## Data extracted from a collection
----------

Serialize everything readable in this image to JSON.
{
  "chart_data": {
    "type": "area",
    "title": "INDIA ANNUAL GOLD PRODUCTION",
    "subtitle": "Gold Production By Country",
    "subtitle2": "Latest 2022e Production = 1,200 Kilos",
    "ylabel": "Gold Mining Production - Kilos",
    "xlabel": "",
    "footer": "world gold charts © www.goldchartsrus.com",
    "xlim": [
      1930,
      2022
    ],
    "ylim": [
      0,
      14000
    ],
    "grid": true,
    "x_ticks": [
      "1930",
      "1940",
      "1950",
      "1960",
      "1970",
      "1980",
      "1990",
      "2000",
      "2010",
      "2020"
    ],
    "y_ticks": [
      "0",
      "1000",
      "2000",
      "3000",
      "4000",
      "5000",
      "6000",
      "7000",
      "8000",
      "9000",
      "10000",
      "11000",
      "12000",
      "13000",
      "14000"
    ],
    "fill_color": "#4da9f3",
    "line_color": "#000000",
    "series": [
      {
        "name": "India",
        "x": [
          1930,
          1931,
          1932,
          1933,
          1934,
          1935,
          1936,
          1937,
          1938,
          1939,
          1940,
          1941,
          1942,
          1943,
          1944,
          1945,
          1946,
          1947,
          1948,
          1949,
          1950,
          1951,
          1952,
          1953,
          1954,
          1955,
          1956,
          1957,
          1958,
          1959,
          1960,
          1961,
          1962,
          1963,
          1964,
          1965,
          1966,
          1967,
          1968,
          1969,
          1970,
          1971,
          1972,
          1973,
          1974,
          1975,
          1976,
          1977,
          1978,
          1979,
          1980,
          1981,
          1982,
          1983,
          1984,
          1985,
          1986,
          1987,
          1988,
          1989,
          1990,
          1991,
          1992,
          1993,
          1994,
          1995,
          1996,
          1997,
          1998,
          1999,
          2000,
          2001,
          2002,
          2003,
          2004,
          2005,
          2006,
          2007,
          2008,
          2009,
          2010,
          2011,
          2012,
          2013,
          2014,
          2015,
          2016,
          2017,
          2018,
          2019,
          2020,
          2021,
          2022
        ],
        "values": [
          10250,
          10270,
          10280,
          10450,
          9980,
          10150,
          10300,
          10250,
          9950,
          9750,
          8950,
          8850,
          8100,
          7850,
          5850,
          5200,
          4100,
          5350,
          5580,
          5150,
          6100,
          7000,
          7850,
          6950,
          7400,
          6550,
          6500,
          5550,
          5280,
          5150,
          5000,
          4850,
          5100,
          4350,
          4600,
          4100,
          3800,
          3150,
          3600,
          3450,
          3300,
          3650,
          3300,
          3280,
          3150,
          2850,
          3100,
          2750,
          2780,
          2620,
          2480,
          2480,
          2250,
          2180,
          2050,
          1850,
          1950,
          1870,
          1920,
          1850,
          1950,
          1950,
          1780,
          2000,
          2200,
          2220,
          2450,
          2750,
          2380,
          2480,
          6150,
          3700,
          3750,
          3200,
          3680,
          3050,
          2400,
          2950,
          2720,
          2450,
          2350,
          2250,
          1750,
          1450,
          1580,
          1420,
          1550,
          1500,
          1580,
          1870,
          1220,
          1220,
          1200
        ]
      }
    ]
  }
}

----------

## What this task involves
Write out every line of the entries that holds the word "Kilos".

## Result of this task
    "subtitle2": "Latest 2022e Production = 1,200 Kilos",
    "ylabel": "Gold Mining Production - Kilos",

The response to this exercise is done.